Items:
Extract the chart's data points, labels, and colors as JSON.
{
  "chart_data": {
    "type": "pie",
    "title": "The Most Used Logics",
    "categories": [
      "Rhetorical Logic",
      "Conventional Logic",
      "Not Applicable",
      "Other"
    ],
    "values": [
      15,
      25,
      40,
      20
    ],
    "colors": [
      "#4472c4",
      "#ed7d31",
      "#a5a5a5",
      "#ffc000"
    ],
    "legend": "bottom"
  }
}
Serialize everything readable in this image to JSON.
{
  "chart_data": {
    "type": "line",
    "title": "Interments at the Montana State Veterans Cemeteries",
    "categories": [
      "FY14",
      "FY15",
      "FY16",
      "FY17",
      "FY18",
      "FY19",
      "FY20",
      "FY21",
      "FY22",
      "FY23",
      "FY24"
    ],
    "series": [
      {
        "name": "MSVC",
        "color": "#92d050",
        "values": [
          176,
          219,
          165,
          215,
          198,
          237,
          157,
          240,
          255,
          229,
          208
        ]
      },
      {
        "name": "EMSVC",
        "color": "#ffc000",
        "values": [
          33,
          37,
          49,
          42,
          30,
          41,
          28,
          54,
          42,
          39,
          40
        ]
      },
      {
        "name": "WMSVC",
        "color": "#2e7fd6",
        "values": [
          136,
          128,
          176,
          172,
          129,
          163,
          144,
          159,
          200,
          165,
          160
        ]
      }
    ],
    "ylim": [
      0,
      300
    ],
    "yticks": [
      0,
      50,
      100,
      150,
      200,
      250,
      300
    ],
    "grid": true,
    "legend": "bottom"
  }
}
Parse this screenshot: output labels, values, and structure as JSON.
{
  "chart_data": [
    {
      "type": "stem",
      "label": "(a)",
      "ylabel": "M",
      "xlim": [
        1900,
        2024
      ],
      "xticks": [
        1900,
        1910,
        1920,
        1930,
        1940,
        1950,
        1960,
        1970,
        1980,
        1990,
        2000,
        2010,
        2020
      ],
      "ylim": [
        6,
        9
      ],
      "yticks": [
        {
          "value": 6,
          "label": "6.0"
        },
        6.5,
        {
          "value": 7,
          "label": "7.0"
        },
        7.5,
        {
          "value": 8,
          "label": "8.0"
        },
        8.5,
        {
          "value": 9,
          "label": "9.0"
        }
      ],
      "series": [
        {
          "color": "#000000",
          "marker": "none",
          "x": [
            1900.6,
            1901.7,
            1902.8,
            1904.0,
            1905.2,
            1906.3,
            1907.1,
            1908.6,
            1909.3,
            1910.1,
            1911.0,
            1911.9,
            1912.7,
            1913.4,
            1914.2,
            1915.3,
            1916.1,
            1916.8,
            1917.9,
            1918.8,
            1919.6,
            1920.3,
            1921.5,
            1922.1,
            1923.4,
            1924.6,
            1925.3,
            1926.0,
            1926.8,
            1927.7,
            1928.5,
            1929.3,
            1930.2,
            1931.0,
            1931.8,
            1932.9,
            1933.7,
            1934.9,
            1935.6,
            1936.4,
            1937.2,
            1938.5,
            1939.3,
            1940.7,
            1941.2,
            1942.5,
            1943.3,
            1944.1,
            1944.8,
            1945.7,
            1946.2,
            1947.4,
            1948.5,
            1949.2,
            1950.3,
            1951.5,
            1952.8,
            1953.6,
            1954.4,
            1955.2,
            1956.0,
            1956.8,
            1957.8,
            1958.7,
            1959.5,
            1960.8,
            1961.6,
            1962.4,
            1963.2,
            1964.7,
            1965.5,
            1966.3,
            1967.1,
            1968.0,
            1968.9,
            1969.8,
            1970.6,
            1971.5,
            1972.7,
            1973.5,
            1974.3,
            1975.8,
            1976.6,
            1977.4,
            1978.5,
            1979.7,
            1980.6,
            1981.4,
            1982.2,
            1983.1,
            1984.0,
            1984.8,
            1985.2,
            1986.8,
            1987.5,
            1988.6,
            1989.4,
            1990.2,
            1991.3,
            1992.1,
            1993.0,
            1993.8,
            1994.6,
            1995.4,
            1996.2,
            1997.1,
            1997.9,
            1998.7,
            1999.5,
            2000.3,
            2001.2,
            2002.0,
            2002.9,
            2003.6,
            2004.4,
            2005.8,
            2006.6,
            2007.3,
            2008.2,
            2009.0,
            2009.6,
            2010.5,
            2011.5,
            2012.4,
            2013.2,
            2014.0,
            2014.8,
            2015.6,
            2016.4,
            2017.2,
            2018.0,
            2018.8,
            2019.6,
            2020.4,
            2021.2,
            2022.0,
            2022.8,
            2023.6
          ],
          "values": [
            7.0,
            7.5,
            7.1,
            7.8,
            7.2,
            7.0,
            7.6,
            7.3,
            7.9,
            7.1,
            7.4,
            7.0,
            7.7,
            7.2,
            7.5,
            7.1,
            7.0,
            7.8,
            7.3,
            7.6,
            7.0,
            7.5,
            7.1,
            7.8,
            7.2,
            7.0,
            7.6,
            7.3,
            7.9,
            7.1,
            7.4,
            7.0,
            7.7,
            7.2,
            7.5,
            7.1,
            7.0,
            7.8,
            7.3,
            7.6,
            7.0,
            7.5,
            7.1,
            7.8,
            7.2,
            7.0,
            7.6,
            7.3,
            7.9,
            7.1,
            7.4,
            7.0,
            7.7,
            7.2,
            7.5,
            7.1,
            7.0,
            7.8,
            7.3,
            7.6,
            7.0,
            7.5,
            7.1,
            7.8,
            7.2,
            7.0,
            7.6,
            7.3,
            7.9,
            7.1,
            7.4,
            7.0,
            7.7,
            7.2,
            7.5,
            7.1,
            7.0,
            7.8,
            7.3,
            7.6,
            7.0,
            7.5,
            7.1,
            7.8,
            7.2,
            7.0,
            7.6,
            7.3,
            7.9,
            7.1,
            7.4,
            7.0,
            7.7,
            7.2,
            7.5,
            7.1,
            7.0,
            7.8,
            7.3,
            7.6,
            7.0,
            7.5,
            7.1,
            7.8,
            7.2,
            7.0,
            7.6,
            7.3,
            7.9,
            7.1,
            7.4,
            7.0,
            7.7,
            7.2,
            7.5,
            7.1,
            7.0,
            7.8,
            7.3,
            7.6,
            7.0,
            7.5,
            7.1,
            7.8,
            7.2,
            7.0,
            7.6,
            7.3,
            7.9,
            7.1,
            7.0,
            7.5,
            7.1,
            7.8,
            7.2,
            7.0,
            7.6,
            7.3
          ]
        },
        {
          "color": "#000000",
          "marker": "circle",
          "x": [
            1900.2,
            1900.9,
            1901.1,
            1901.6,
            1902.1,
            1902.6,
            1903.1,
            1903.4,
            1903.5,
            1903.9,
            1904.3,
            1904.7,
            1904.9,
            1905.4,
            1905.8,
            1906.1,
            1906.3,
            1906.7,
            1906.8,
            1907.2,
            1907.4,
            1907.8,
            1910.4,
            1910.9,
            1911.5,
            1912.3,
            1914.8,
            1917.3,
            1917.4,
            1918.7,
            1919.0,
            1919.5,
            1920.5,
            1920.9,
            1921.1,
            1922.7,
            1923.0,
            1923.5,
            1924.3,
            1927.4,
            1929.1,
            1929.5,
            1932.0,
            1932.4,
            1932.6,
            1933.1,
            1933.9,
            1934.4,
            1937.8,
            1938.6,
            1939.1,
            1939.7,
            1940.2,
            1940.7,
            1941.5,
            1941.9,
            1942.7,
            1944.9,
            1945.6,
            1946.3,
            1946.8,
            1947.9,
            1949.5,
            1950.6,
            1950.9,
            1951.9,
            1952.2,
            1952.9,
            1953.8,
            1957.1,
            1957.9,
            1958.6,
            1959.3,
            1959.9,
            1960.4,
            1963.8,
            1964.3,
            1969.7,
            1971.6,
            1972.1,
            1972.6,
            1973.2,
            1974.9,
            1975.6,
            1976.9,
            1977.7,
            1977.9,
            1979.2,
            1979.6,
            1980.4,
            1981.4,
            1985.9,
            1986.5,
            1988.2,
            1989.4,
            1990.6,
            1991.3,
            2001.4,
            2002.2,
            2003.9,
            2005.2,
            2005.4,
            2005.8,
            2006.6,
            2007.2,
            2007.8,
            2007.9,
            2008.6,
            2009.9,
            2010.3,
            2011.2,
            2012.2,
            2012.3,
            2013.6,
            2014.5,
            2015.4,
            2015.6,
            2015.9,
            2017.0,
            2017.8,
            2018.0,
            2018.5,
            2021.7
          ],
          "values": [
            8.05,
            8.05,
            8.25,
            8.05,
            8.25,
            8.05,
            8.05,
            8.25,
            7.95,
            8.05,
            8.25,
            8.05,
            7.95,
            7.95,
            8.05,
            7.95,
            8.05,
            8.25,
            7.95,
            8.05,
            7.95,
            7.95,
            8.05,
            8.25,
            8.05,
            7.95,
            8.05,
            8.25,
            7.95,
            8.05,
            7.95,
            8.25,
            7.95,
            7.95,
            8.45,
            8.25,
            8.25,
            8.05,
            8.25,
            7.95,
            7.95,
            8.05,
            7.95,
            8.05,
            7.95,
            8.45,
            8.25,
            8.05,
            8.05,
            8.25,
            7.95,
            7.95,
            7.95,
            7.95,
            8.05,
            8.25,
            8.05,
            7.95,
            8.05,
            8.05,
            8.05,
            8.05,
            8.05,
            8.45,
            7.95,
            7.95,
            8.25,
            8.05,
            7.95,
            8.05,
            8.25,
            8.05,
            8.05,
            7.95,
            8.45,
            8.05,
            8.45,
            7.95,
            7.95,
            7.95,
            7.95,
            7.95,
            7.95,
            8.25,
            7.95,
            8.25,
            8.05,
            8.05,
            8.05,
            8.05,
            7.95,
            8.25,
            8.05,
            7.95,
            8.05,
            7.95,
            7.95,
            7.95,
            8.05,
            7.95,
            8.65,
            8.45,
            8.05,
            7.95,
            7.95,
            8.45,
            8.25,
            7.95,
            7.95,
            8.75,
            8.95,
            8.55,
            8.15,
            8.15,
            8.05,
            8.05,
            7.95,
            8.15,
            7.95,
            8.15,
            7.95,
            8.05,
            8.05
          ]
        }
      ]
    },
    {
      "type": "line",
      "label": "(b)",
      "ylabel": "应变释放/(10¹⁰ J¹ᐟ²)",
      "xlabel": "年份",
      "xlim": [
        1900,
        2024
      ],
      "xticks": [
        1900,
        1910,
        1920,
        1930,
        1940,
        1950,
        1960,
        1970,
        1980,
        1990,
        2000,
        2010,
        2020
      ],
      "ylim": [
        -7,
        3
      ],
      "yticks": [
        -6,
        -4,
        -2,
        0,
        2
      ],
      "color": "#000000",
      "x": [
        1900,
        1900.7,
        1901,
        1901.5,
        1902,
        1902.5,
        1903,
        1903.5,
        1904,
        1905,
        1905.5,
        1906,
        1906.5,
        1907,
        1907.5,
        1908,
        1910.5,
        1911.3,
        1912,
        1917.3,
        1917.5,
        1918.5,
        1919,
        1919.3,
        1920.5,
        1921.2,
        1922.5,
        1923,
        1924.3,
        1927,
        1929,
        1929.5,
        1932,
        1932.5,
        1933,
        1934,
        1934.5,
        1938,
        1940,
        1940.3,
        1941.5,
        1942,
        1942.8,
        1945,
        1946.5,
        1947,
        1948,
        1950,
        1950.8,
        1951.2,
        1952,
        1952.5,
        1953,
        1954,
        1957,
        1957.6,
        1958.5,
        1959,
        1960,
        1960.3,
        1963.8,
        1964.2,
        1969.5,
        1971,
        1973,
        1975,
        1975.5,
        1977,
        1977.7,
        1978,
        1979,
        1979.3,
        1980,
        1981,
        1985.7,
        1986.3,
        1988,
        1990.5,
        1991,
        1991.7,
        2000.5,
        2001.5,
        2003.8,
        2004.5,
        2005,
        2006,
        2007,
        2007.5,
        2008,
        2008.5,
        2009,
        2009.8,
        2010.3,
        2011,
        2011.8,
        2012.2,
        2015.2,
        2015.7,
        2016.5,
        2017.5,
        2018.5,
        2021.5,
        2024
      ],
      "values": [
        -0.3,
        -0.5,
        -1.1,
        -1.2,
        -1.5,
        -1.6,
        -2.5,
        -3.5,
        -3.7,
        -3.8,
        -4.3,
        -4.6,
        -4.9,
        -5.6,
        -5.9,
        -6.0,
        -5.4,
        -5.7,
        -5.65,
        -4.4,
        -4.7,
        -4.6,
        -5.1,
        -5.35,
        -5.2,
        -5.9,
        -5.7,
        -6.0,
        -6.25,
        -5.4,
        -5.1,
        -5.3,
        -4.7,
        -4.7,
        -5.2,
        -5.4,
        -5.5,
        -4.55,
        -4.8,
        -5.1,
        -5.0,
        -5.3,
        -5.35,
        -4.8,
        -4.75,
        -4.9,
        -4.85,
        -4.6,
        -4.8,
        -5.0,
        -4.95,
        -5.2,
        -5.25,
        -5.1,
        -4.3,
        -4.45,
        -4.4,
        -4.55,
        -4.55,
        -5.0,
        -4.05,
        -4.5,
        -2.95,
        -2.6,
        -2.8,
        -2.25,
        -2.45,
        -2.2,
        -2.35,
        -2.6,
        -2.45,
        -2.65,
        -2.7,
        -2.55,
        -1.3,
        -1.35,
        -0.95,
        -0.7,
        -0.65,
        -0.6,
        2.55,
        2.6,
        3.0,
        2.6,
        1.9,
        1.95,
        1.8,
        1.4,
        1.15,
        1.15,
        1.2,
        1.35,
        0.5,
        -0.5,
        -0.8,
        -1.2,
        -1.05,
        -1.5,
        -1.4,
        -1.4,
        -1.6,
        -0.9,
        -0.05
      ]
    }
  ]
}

Problem: In the entries above, find every line holding the word "labels" and copy it out.

The response:
Extract the chart's data points, labels, and colors as JSON.
Parse this screenshot: output labels, values, and structure as JSON.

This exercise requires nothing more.